───── EXTRACTED ENTRIES ─────

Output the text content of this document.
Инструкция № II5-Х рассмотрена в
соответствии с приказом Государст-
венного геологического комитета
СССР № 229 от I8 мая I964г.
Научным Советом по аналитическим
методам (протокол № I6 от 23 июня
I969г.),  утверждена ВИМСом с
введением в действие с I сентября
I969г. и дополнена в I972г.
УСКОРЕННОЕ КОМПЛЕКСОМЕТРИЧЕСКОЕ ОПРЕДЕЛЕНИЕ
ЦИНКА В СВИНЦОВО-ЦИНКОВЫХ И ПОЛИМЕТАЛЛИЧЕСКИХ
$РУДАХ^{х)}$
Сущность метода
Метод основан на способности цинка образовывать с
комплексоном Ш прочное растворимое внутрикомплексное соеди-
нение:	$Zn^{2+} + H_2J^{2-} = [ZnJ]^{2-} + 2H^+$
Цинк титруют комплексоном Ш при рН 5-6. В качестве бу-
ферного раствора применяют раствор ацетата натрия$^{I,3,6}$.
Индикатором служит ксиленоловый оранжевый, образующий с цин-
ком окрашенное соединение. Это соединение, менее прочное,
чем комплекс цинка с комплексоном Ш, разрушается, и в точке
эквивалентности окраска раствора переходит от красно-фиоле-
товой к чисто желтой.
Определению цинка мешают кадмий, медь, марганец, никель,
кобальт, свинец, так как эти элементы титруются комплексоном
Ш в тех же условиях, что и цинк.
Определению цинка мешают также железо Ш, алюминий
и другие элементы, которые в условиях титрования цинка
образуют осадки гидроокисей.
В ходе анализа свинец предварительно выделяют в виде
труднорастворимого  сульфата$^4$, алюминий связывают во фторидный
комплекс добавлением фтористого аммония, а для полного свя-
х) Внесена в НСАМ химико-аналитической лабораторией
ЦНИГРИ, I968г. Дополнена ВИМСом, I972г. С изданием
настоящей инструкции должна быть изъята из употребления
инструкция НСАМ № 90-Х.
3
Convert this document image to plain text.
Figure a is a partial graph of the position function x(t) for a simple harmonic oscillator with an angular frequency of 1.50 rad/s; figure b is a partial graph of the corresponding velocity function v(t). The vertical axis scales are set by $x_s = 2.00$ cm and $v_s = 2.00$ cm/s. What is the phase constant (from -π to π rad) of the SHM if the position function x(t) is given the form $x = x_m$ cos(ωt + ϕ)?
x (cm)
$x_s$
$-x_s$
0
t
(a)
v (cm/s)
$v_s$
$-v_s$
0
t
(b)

─────

◆ **TASK TO CARRY OUT**: Find all lines holding the string "мешают" and copy them.

◆ **RESULT OF THIS EXERCISE**:
Определению цинка мешают кадмий, медь, марганец, никель,
Определению цинка мешают также железо Ш, алюминий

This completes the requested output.